TASK INSTRUCTIONS -> Every line of the data must be copied exactly.

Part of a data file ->
================

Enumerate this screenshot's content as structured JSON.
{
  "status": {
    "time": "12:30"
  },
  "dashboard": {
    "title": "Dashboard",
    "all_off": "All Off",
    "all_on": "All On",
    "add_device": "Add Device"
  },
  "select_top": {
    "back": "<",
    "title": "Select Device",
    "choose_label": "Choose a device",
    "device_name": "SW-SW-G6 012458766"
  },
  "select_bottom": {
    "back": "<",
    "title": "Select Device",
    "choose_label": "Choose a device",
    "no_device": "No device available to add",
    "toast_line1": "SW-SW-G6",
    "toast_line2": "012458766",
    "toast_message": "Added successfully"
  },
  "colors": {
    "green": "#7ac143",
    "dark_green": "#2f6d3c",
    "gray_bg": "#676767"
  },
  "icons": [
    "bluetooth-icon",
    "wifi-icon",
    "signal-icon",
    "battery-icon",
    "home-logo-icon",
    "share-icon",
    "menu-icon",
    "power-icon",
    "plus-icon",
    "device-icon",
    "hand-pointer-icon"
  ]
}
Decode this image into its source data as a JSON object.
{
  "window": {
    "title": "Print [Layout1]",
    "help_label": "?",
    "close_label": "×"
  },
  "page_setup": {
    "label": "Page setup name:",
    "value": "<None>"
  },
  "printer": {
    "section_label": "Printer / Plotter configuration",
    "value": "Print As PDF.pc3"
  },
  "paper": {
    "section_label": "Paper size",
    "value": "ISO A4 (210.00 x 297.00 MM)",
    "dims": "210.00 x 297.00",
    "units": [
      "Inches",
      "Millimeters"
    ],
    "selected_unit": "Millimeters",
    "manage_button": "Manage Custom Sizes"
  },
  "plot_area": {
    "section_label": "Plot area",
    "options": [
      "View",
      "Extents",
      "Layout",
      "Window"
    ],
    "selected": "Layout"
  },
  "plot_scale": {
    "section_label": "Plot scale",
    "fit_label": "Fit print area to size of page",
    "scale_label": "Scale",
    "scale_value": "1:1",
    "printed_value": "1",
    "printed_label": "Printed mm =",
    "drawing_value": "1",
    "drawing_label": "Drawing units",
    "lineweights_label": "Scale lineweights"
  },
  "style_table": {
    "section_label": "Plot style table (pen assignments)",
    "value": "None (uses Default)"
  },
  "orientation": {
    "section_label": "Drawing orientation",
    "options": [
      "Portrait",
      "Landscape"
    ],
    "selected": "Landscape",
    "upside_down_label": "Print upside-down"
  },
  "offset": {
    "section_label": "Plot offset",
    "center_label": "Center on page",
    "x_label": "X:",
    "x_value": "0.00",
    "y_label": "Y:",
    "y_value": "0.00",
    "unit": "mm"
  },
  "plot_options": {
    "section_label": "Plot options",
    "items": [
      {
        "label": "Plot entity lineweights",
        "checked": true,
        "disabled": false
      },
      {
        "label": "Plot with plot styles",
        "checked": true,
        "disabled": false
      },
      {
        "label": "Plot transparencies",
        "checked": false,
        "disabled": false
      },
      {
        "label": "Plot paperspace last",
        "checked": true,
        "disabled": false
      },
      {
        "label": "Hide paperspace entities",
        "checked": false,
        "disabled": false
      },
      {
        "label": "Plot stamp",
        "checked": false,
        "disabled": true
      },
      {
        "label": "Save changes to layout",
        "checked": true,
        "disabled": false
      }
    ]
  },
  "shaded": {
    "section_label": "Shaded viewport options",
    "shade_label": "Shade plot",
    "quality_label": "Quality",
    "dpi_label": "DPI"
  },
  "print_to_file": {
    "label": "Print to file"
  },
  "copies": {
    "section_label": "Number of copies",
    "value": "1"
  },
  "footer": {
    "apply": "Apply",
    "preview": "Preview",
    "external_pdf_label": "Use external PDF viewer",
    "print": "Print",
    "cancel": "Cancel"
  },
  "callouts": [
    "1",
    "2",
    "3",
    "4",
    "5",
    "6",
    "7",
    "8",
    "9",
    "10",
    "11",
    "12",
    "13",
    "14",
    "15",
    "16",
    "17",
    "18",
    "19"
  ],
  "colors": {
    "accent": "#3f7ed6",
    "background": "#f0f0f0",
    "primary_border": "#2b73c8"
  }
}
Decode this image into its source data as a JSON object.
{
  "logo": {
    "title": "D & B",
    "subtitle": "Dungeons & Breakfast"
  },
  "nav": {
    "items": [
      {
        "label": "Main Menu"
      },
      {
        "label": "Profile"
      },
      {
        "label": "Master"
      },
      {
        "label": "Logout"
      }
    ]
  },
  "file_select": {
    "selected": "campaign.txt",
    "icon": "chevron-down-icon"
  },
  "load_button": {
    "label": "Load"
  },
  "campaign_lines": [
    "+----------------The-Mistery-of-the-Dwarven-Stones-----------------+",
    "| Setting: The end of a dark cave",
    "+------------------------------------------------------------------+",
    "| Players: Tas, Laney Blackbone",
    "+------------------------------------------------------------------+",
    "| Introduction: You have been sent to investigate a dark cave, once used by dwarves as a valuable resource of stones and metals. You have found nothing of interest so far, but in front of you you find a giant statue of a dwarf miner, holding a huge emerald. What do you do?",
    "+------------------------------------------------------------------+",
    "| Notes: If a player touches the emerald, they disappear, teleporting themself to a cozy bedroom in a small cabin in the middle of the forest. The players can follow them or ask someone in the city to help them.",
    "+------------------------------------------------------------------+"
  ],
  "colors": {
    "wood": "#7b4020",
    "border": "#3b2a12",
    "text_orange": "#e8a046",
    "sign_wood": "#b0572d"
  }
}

================

RESULT FOR THIS TASK ->
Enumerate this screenshot's content as structured JSON.
{
  "status": {
    "time": "12:30"
  },
  "dashboard": {
    "title": "Dashboard",
    "all_off": "All Off",
    "all_on": "All On",
    "add_device": "Add Device"
  },
  "select_top": {
    "back": "<",
    "title": "Select Device",
    "choose_label": "Choose a device",
    "device_name": "SW-SW-G6 012458766"
  },
  "select_bottom": {
    "back": "<",
    "title": "Select Device",
    "choose_label": "Choose a device",
    "no_device": "No device available to add",
    "toast_line1": "SW-SW-G6",
    "toast_line2": "012458766",
    "toast_message": "Added successfully"
  },
  "colors": {
    "green": "#7ac143",
    "dark_green": "#2f6d3c",
    "gray_bg": "#676767"
  },
  "icons": [
    "bluetooth-icon",
    "wifi-icon",
    "signal-icon",
    "battery-icon",
    "home-logo-icon",
    "share-icon",
    "menu-icon",
    "power-icon",
    "plus-icon",
    "device-icon",
    "hand-pointer-icon"
  ]
}
Decode this image into its source data as a JSON object.
{
  "window": {
    "title": "Print [Layout1]",
    "help_label": "?",
    "close_label": "×"
  },
  "page_setup": {
    "label": "Page setup name:",
    "value": "<None>"
  },
  "printer": {
    "section_label": "Printer / Plotter configuration",
    "value": "Print As PDF.pc3"
  },
  "paper": {
    "section_label": "Paper size",
    "value": "ISO A4 (210.00 x 297.00 MM)",
    "dims": "210.00 x 297.00",
    "units": [
      "Inches",
      "Millimeters"
    ],
    "selected_unit": "Millimeters",
    "manage_button": "Manage Custom Sizes"
  },
  "plot_area": {
    "section_label": "Plot area",
    "options": [
      "View",
      "Extents",
      "Layout",
      "Window"
    ],
    "selected": "Layout"
  },
  "plot_scale": {
    "section_label": "Plot scale",
    "fit_label": "Fit print area to size of page",
    "scale_label": "Scale",
    "scale_value": "1:1",
    "printed_value": "1",
    "printed_label": "Printed mm =",
    "drawing_value": "1",
    "drawing_label": "Drawing units",
    "lineweights_label": "Scale lineweights"
  },
  "style_table": {
    "section_label": "Plot style table (pen assignments)",
    "value": "None (uses Default)"
  },
  "orientation": {
    "section_label": "Drawing orientation",
    "options": [
      "Portrait",
      "Landscape"
    ],
    "selected": "Landscape",
    "upside_down_label": "Print upside-down"
  },
  "offset": {
    "section_label": "Plot offset",
    "center_label": "Center on page",
    "x_label": "X:",
    "x_value": "0.00",
    "y_label": "Y:",
    "y_value": "0.00",
    "unit": "mm"
  },
  "plot_options": {
    "section_label": "Plot options",
    "items": [
      {
        "label": "Plot entity lineweights",
        "checked": true,
        "disabled": false
      },
      {
        "label": "Plot with plot styles",
        "checked": true,
        "disabled": false
      },
      {
        "label": "Plot transparencies",
        "checked": false,
        "disabled": false
      },
      {
        "label": "Plot paperspace last",
        "checked": true,
        "disabled": false
      },
      {
        "label": "Hide paperspace entities",
        "checked": false,
        "disabled": false
      },
      {
        "label": "Plot stamp",
        "checked": false,
        "disabled": true
      },
      {
        "label": "Save changes to layout",
        "checked": true,
        "disabled": false
      }
    ]
  },
  "shaded": {
    "section_label": "Shaded viewport options",
    "shade_label": "Shade plot",
    "quality_label": "Quality",
    "dpi_label": "DPI"
  },
  "print_to_file": {
    "label": "Print to file"
  },
  "copies": {
    "section_label": "Number of copies",
    "value": "1"
  },
  "footer": {
    "apply": "Apply",
    "preview": "Preview",
    "external_pdf_label": "Use external PDF viewer",
    "print": "Print",
    "cancel": "Cancel"
  },
  "callouts": [
    "1",
    "2",
    "3",
    "4",
    "5",
    "6",
    "7",
    "8",
    "9",
    "10",
    "11",
    "12",
    "13",
    "14",
    "15",
    "16",
    "17",
    "18",
    "19"
  ],
  "colors": {
    "accent": "#3f7ed6",
    "background": "#f0f0f0",
    "primary_border": "#2b73c8"
  }
}
Decode this image into its source data as a JSON object.
{
  "logo": {
    "title": "D & B",
    "subtitle": "Dungeons & Breakfast"
  },
  "nav": {
    "items": [
      {
        "label": "Main Menu"
      },
      {
        "label": "Profile"
      },
      {
        "label": "Master"
      },
      {
        "label": "Logout"
      }
    ]
  },
  "file_select": {
    "selected": "campaign.txt",
    "icon": "chevron-down-icon"
  },
  "load_button": {
    "label": "Load"
  },
  "campaign_lines": [
    "+----------------The-Mistery-of-the-Dwarven-Stones-----------------+",
    "| Setting: The end of a dark cave",
    "+------------------------------------------------------------------+",
    "| Players: Tas, Laney Blackbone",
    "+------------------------------------------------------------------+",
    "| Introduction: You have been sent to investigate a dark cave, once used by dwarves as a valuable resource of stones and metals. You have found nothing of interest so far, but in front of you you find a giant statue of a dwarf miner, holding a huge emerald. What do you do?",
    "+------------------------------------------------------------------+",
    "| Notes: If a player touches the emerald, they disappear, teleporting themself to a cozy bedroom in a small cabin in the middle of the forest. The players can follow them or ask someone in the city to help them.",
    "+------------------------------------------------------------------+"
  ],
  "colors": {
    "wood": "#7b4020",
    "border": "#3b2a12",
    "text_orange": "#e8a046",
    "sign_wood": "#b0572d"
  }
}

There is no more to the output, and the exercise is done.